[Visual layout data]
==================================================
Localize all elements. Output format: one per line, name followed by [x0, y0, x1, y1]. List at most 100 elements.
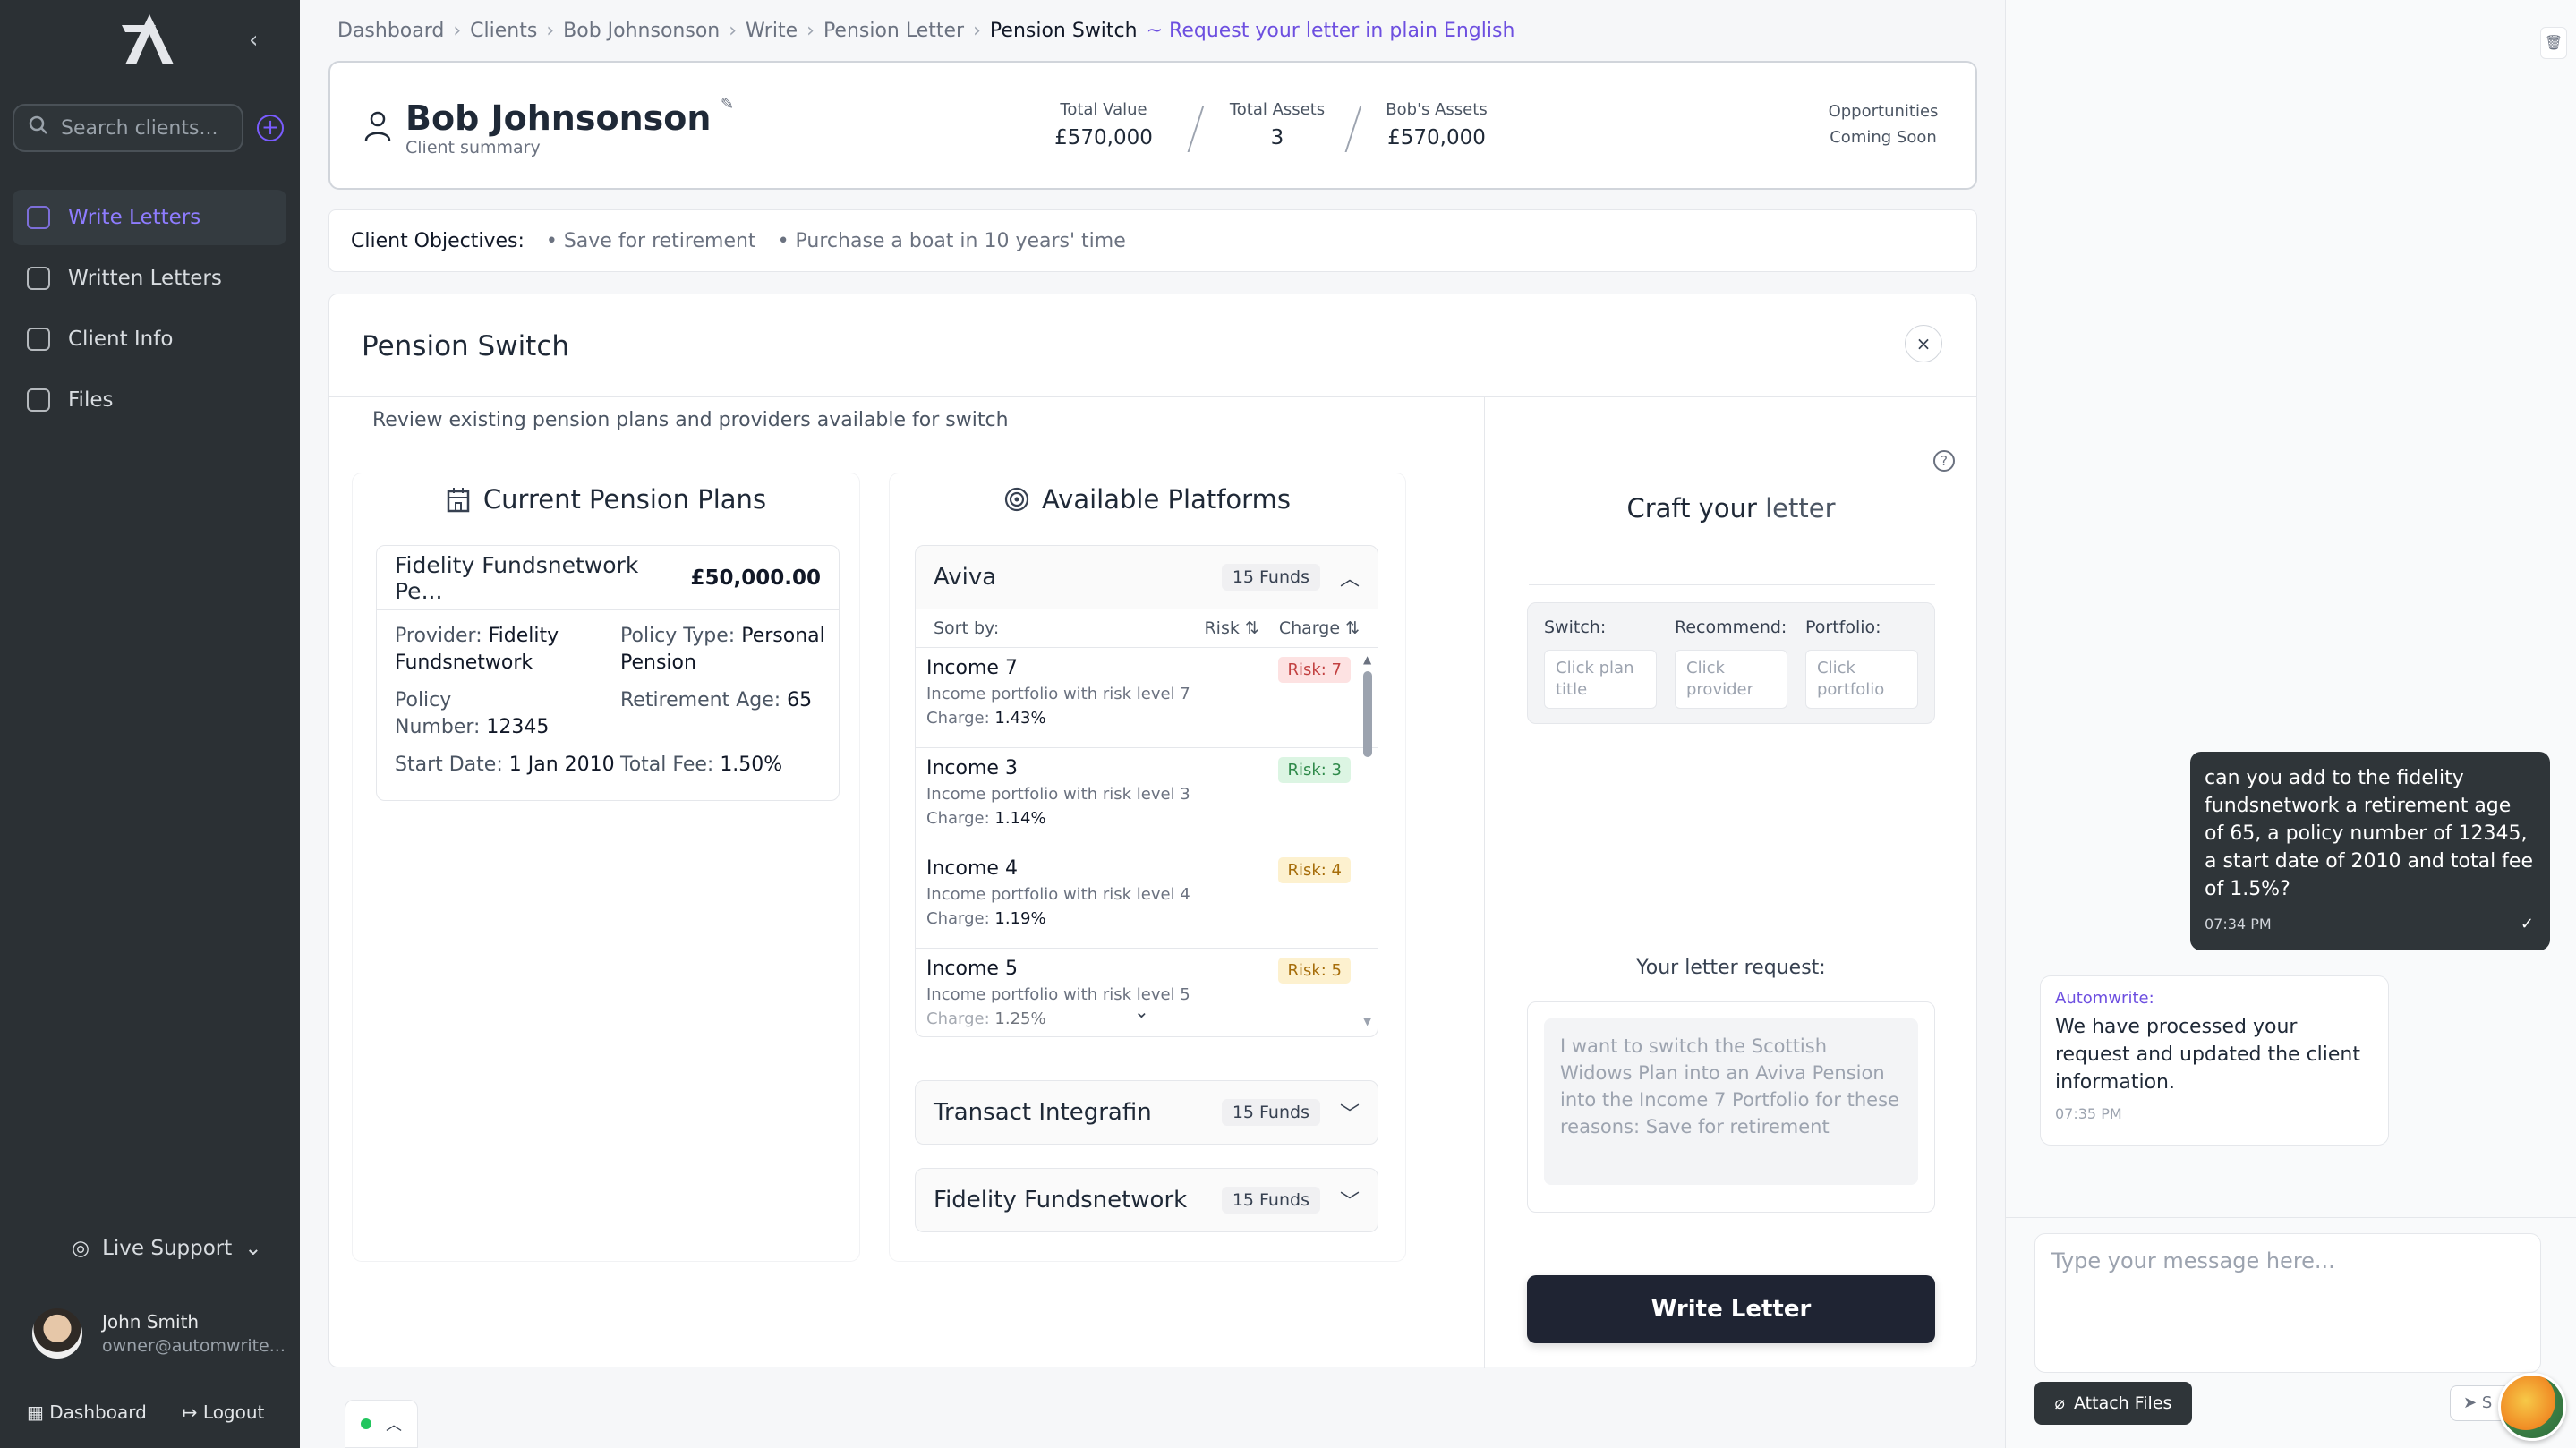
provider-name[interactable]: Aviva: [934, 564, 996, 591]
chevron-down-icon[interactable]: ﹀: [1340, 1098, 1360, 1127]
stat-total-value: Total Value £570,000: [1043, 100, 1164, 149]
paperclip-icon: ⌀: [2054, 1393, 2065, 1413]
sort-charge-label: Charge: [1278, 618, 1341, 638]
risk-badge: Risk: 3: [1278, 757, 1351, 783]
main-content: Dashboard › Clients › Bob Johnsonson › Writ…: [300, 0, 2005, 1448]
client-summary-card: Bob Johnsonson ✎ Client summary Total Va…: [328, 61, 1977, 190]
stat-value: 3: [1270, 126, 1284, 149]
add-client-icon[interactable]: +: [257, 115, 284, 141]
fund-charge-value: 1.25%: [994, 1009, 1046, 1028]
sidebar-item-label: Files: [68, 388, 114, 412]
user-profile[interactable]: John Smith owner@automwrite...: [32, 1308, 286, 1359]
scrollbar-thumb[interactable]: [1363, 671, 1372, 757]
sidebar-item-written-letters[interactable]: Written Letters: [13, 251, 286, 306]
attach-files-button[interactable]: ⌀ Attach Files: [2034, 1382, 2192, 1425]
recommend-slot: Recommend: Click provider: [1675, 618, 1787, 709]
assistant-avatar[interactable]: [2498, 1373, 2566, 1441]
sort-bar: Sort by: Risk ⇅ Charge ⇅: [916, 609, 1378, 648]
fund-item[interactable]: Income 5 Income portfolio with risk leve…: [916, 949, 1378, 1036]
sort-charge-button[interactable]: Charge ⇅: [1279, 618, 1360, 638]
sidebar-item-label: Write Letters: [68, 206, 201, 229]
logout-link[interactable]: ↦ Logout: [183, 1401, 265, 1423]
breadcrumb-current: Pension Switch: [989, 20, 1138, 42]
provider-header[interactable]: Fidelity Fundsnetwork 15 Funds ﹀: [916, 1169, 1378, 1231]
person-icon: [364, 111, 391, 141]
breadcrumb-separator: ›: [729, 20, 738, 42]
check-icon: ✓: [2520, 915, 2534, 933]
funds-count: 15 Funds: [1221, 1187, 1320, 1214]
stat-divider: [1187, 106, 1205, 152]
scrollbar[interactable]: ▲ ▼: [1363, 653, 1372, 1027]
provider-name[interactable]: Fidelity Fundsnetwork: [934, 1187, 1187, 1214]
edit-pencil-icon[interactable]: ✎: [721, 95, 734, 114]
search-icon: [29, 115, 48, 141]
portfolio-drop-zone[interactable]: Click portfolio: [1805, 650, 1918, 709]
objective-item: • Save for retirement: [545, 229, 756, 252]
scroll-down-icon[interactable]: ⌄: [1134, 1001, 1149, 1022]
switch-drop-zone[interactable]: Click plan title: [1544, 650, 1657, 709]
user-name: John Smith: [102, 1311, 200, 1333]
app-logo[interactable]: [118, 13, 181, 66]
status-toggle[interactable]: ︿: [345, 1400, 418, 1448]
trash-icon[interactable]: 🗑: [2540, 27, 2567, 59]
field-label: Number:: [395, 716, 481, 738]
attach-files-label: Attach Files: [2074, 1393, 2172, 1413]
chat-panel: 🗑 can you add to the fidelity fundsnetwo…: [2005, 0, 2576, 1448]
breadcrumb-write[interactable]: Write: [746, 20, 798, 42]
chevron-up-icon[interactable]: ︿: [1340, 563, 1360, 592]
breadcrumb-client[interactable]: Bob Johnsonson: [563, 20, 720, 42]
dashboard-link-label: Dashboard: [49, 1401, 147, 1423]
fund-item[interactable]: Income 3 Income portfolio with risk leve…: [916, 748, 1378, 848]
sidebar-item-files[interactable]: Files: [13, 372, 286, 428]
breadcrumb-pension-letter[interactable]: Pension Letter: [823, 20, 964, 42]
write-letter-button[interactable]: Write Letter: [1527, 1275, 1935, 1343]
plan-title[interactable]: Fidelity Fundsnetwork Pe...: [395, 552, 690, 604]
sidebar-item-write-letters[interactable]: Write Letters: [13, 190, 286, 245]
scroll-down-arrow[interactable]: ▼: [1363, 1015, 1371, 1027]
logout-icon: ↦: [182, 1401, 198, 1423]
breadcrumb-clients[interactable]: Clients: [470, 20, 537, 42]
stat-total-assets: Total Assets 3: [1216, 100, 1338, 149]
sidebar-item-client-info[interactable]: Client Info: [13, 311, 286, 367]
fund-list: Income 7 Income portfolio with risk leve…: [916, 648, 1378, 1036]
provider-header[interactable]: Transact Integrafin 15 Funds ﹀: [916, 1081, 1378, 1144]
help-icon[interactable]: ?: [1933, 450, 1955, 472]
provider-header[interactable]: Aviva 15 Funds ︿: [916, 546, 1378, 609]
funds-count: 15 Funds: [1221, 1099, 1320, 1126]
sidebar-nav: Write Letters Written Letters Client Inf…: [13, 190, 286, 433]
search-input[interactable]: Search clients...: [13, 104, 243, 152]
plan-policy-type: Policy Type: Personal Pension: [620, 623, 825, 677]
stat-value: £570,000: [1387, 126, 1486, 149]
available-platforms-title-text: Available Platforms: [1042, 484, 1291, 515]
panel-title: Pension Switch: [362, 330, 570, 362]
letter-request-textarea[interactable]: I want to switch the Scottish Widows Pla…: [1544, 1018, 1918, 1185]
pension-plan-card[interactable]: Fidelity Fundsnetwork Pe... £50,000.00 P…: [376, 545, 840, 801]
request-plain-english-link[interactable]: ~ Request your letter in plain English: [1147, 20, 1515, 42]
edit-document-icon: [27, 267, 50, 290]
breadcrumb-dashboard[interactable]: Dashboard: [337, 20, 444, 42]
panel-description: Review existing pension plans and provid…: [372, 409, 1009, 431]
recommend-drop-zone[interactable]: Click provider: [1675, 650, 1787, 709]
field-value: 1 Jan 2010: [508, 754, 615, 776]
collapse-sidebar-icon[interactable]: ‹: [249, 27, 258, 54]
risk-badge: Risk: 7: [1278, 657, 1351, 683]
sort-risk-button[interactable]: Risk ⇅: [1204, 618, 1258, 638]
portfolio-slot: Portfolio: Click portfolio: [1805, 618, 1918, 709]
provider-name[interactable]: Transact Integrafin: [934, 1099, 1152, 1126]
chevron-down-icon[interactable]: ﹀: [1340, 1186, 1360, 1214]
divider: [329, 396, 1976, 397]
fund-item[interactable]: Income 7 Income portfolio with risk leve…: [916, 648, 1378, 748]
chat-message-input[interactable]: Type your message here...: [2034, 1233, 2541, 1373]
fund-item[interactable]: Income 4 Income portfolio with risk leve…: [916, 848, 1378, 949]
live-support-toggle[interactable]: ◎ Live Support ⌄: [72, 1237, 262, 1260]
sidebar: ‹ Search clients... + Write Letters Writ…: [0, 0, 300, 1448]
objective-item: • Purchase a boat in 10 years' time: [777, 229, 1126, 252]
breadcrumb-separator: ›: [973, 20, 981, 42]
plan-policy-number: Policy Number: 12345: [395, 687, 549, 741]
search-placeholder: Search clients...: [61, 116, 218, 140]
close-button[interactable]: ×: [1905, 325, 1942, 362]
dashboard-link[interactable]: ▦ Dashboard: [27, 1401, 147, 1423]
scroll-up-arrow[interactable]: ▲: [1363, 653, 1371, 666]
user-icon: [27, 206, 50, 229]
client-objectives: Client Objectives: • Save for retirement…: [328, 209, 1977, 272]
==================================================
▸ The exercise
Write out every line of the data above word for word, omitting the pictures.

▸ Exercise output
Localize all elements. Output format: one per line, name followed by [x0, y0, x1, y1]. List at most 100 elements.
provider-name[interactable]: Aviva: [934, 564, 996, 591]
chevron-down-icon[interactable]: ﹀: [1340, 1098, 1360, 1127]
stat-total-value: Total Value £570,000: [1043, 100, 1164, 149]
paperclip-icon: ⌀: [2054, 1393, 2065, 1413]
sort-charge-label: Charge: [1278, 618, 1341, 638]
risk-badge: Risk: 3: [1278, 757, 1351, 783]
main-content: Dashboard › Clients › Bob Johnsonson › Writ…: [300, 0, 2005, 1448]
client-summary-card: Bob Johnsonson ✎ Client summary Total Va…: [328, 61, 1977, 190]
stat-value: 3: [1270, 126, 1284, 149]
add-client-icon[interactable]: +: [257, 115, 284, 141]
fund-charge-value: 1.25%: [994, 1009, 1046, 1028]
sidebar-item-label: Files: [68, 388, 114, 412]
user-profile[interactable]: John Smith owner@automwrite...: [32, 1308, 286, 1359]
scrollbar-thumb[interactable]: [1363, 671, 1372, 757]
sidebar-item-written-letters[interactable]: Written Letters: [13, 251, 286, 306]
attach-files-button[interactable]: ⌀ Attach Files: [2034, 1382, 2192, 1425]
recommend-slot: Recommend: Click provider: [1675, 618, 1787, 709]
assistant-avatar[interactable]: [2498, 1373, 2566, 1441]
sort-bar: Sort by: Risk ⇅ Charge ⇅: [916, 609, 1378, 648]
fund-item[interactable]: Income 5 Income portfolio with risk leve…: [916, 949, 1378, 1036]
sort-charge-button[interactable]: Charge ⇅: [1279, 618, 1360, 638]
sidebar-item-label: Write Letters: [68, 206, 201, 229]
logout-link[interactable]: ↦ Logout: [183, 1401, 265, 1423]
breadcrumb-current: Pension Switch: [989, 20, 1138, 42]
provider-header[interactable]: Fidelity Fundsnetwork 15 Funds ﹀: [916, 1169, 1378, 1231]
person-icon: [364, 111, 391, 141]
breadcrumb-separator: ›: [729, 20, 738, 42]
check-icon: ✓: [2520, 915, 2534, 933]
funds-count: 15 Funds: [1221, 1187, 1320, 1214]
stat-divider: [1187, 106, 1205, 152]
scrollbar[interactable]: ▲ ▼: [1363, 653, 1372, 1027]
provider-name[interactable]: Fidelity Fundsnetwork: [934, 1187, 1187, 1214]
edit-pencil-icon[interactable]: ✎: [721, 95, 734, 114]
search-icon: [29, 115, 48, 141]
portfolio-drop-zone[interactable]: Click portfolio: [1805, 650, 1918, 709]
objective-item: • Save for retirement: [545, 229, 756, 252]
scroll-down-icon[interactable]: ⌄: [1134, 1001, 1149, 1022]
switch-drop-zone[interactable]: Click plan title: [1544, 650, 1657, 709]
user-name: John Smith: [102, 1311, 200, 1333]
app-logo[interactable]: [118, 13, 181, 66]
status-toggle[interactable]: ︿: [345, 1400, 418, 1448]
trash-icon[interactable]: 🗑: [2540, 27, 2567, 59]
field-label: Number:: [395, 716, 481, 738]
attach-files-label: Attach Files: [2074, 1393, 2172, 1413]
chat-panel: 🗑 can you add to the fidelity fundsnetwo…: [2005, 0, 2576, 1448]
breadcrumb-write[interactable]: Write: [746, 20, 798, 42]
chevron-up-icon[interactable]: ︿: [1340, 563, 1360, 592]
breadcrumb-client[interactable]: Bob Johnsonson: [563, 20, 720, 42]
dashboard-link-label: Dashboard: [49, 1401, 147, 1423]
fund-item[interactable]: Income 3 Income portfolio with risk leve…: [916, 748, 1378, 848]
sidebar-item-files[interactable]: Files: [13, 372, 286, 428]
breadcrumb-pension-letter[interactable]: Pension Letter: [823, 20, 964, 42]
write-letter-button[interactable]: Write Letter: [1527, 1275, 1935, 1343]
plan-title[interactable]: Fidelity Fundsnetwork Pe...: [395, 552, 690, 604]
sidebar-item-write-letters[interactable]: Write Letters: [13, 190, 286, 245]
scroll-down-arrow[interactable]: ▼: [1363, 1015, 1371, 1027]
logout-icon: ↦: [182, 1401, 198, 1423]
breadcrumb-clients[interactable]: Clients: [470, 20, 537, 42]
stat-total-assets: Total Assets 3: [1216, 100, 1338, 149]
sidebar-item-client-info[interactable]: Client Info: [13, 311, 286, 367]
fund-list: Income 7 Income portfolio with risk leve…: [916, 648, 1378, 1036]
provider-header[interactable]: Transact Integrafin 15 Funds ﹀: [916, 1081, 1378, 1144]
help-icon[interactable]: ?: [1933, 450, 1955, 472]
provider-header[interactable]: Aviva 15 Funds ︿: [916, 546, 1378, 609]
funds-count: 15 Funds: [1221, 1099, 1320, 1126]
sidebar-nav: Write Letters Written Letters Client Inf…: [13, 190, 286, 433]
search-input[interactable]: Search clients...: [13, 104, 243, 152]
plan-policy-type: Policy Type: Personal Pension: [620, 623, 825, 677]
stat-value: £570,000: [1387, 126, 1486, 149]
available-platforms-title-text: Available Platforms: [1042, 484, 1291, 515]
panel-title: Pension Switch: [362, 330, 570, 362]
letter-request-textarea[interactable]: I want to switch the Scottish Widows Pla…: [1544, 1018, 1918, 1185]
pension-plan-card[interactable]: Fidelity Fundsnetwork Pe... £50,000.00 P…: [376, 545, 840, 801]
request-plain-english-link[interactable]: ~ Request your letter in plain English: [1147, 20, 1515, 42]
edit-document-icon: [27, 267, 50, 290]
breadcrumb-dashboard[interactable]: Dashboard: [337, 20, 444, 42]
panel-description: Review existing pension plans and provid…: [372, 409, 1009, 431]
recommend-drop-zone[interactable]: Click provider: [1675, 650, 1787, 709]
field-value: 1 Jan 2010: [508, 754, 615, 776]
collapse-sidebar-icon[interactable]: ‹: [249, 27, 258, 54]
risk-badge: Risk: 7: [1278, 657, 1351, 683]
sort-risk-button[interactable]: Risk ⇅: [1204, 618, 1258, 638]
portfolio-slot: Portfolio: Click portfolio: [1805, 618, 1918, 709]
provider-name[interactable]: Transact Integrafin: [934, 1099, 1152, 1126]
chevron-down-icon[interactable]: ﹀: [1340, 1186, 1360, 1214]
divider: [329, 396, 1976, 397]
fund-item[interactable]: Income 7 Income portfolio with risk leve…: [916, 648, 1378, 748]
chat-message-input[interactable]: Type your message here...: [2034, 1233, 2541, 1373]
fund-item[interactable]: Income 4 Income portfolio with risk leve…: [916, 848, 1378, 949]
live-support-toggle[interactable]: ◎ Live Support ⌄: [72, 1237, 262, 1260]
sidebar: ‹ Search clients... + Write Letters Writ…: [0, 0, 300, 1448]
objective-item: • Purchase a boat in 10 years' time: [777, 229, 1126, 252]
breadcrumb-separator: ›: [973, 20, 981, 42]
plan-policy-number: Policy Number: 12345: [395, 687, 549, 741]
search-placeholder: Search clients...: [61, 116, 218, 140]
close-button[interactable]: ×: [1905, 325, 1942, 362]
dashboard-link[interactable]: ▦ Dashboard: [27, 1401, 147, 1423]
scroll-up-arrow[interactable]: ▲: [1363, 653, 1371, 666]
user-icon: [27, 206, 50, 229]
client-objectives: Client Objectives: • Save for retirement…: [328, 209, 1977, 272]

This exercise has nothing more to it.